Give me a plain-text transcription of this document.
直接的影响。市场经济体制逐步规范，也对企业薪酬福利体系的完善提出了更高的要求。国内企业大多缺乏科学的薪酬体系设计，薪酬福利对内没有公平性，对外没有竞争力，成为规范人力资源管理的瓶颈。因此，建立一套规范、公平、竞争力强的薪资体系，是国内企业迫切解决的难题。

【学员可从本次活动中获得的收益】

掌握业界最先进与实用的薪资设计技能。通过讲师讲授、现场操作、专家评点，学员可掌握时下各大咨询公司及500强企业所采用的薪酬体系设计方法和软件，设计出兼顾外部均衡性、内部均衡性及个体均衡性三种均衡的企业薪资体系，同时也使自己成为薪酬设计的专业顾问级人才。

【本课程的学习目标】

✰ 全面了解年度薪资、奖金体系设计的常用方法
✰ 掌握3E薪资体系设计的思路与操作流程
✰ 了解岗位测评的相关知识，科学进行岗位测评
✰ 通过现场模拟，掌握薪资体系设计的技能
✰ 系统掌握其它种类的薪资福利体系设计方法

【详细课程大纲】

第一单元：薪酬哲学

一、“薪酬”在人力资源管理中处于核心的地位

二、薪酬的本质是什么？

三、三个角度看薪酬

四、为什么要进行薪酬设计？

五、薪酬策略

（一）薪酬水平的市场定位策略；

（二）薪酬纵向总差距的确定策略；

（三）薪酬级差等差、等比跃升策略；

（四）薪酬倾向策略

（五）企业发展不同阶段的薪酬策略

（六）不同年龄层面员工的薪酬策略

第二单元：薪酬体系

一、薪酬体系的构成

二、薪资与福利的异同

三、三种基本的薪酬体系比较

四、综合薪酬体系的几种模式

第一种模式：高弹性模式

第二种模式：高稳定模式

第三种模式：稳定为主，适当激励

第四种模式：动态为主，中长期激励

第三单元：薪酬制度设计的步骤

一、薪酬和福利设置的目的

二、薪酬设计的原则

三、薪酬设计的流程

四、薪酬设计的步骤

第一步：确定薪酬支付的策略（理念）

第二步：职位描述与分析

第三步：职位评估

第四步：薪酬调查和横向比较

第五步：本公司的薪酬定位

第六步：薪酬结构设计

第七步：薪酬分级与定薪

_Set exercise:_ Above are some records. Print them all exactly.

_Response to this exercise:_
Give me a plain-text transcription of this document.
直接的影响。市场经济体制逐步规范，也对企业薪酬福利体系的完善提出了更高的要求。国内企业大多缺乏科学的薪酬体系设计，薪酬福利对内没有公平性，对外没有竞争力，成为规范人力资源管理的瓶颈。因此，建立一套规范、公平、竞争力强的薪资体系，是国内企业迫切解决的难题。

【学员可从本次活动中获得的收益】

掌握业界最先进与实用的薪资设计技能。通过讲师讲授、现场操作、专家评点，学员可掌握时下各大咨询公司及500强企业所采用的薪酬体系设计方法和软件，设计出兼顾外部均衡性、内部均衡性及个体均衡性三种均衡的企业薪资体系，同时也使自己成为薪酬设计的专业顾问级人才。

【本课程的学习目标】

✰ 全面了解年度薪资、奖金体系设计的常用方法
✰ 掌握3E薪资体系设计的思路与操作流程
✰ 了解岗位测评的相关知识，科学进行岗位测评
✰ 通过现场模拟，掌握薪资体系设计的技能
✰ 系统掌握其它种类的薪资福利体系设计方法

【详细课程大纲】

第一单元：薪酬哲学

一、“薪酬”在人力资源管理中处于核心的地位

二、薪酬的本质是什么？

三、三个角度看薪酬

四、为什么要进行薪酬设计？

五、薪酬策略

（一）薪酬水平的市场定位策略；

（二）薪酬纵向总差距的确定策略；

（三）薪酬级差等差、等比跃升策略；

（四）薪酬倾向策略

（五）企业发展不同阶段的薪酬策略

（六）不同年龄层面员工的薪酬策略

第二单元：薪酬体系

一、薪酬体系的构成

二、薪资与福利的异同

三、三种基本的薪酬体系比较

四、综合薪酬体系的几种模式

第一种模式：高弹性模式

第二种模式：高稳定模式

第三种模式：稳定为主，适当激励

第四种模式：动态为主，中长期激励

第三单元：薪酬制度设计的步骤

一、薪酬和福利设置的目的

二、薪酬设计的原则

三、薪酬设计的流程

四、薪酬设计的步骤

第一步：确定薪酬支付的策略（理念）

第二步：职位描述与分析

第三步：职位评估

第四步：薪酬调查和横向比较

第五步：本公司的薪酬定位

第六步：薪酬结构设计

第七步：薪酬分级与定薪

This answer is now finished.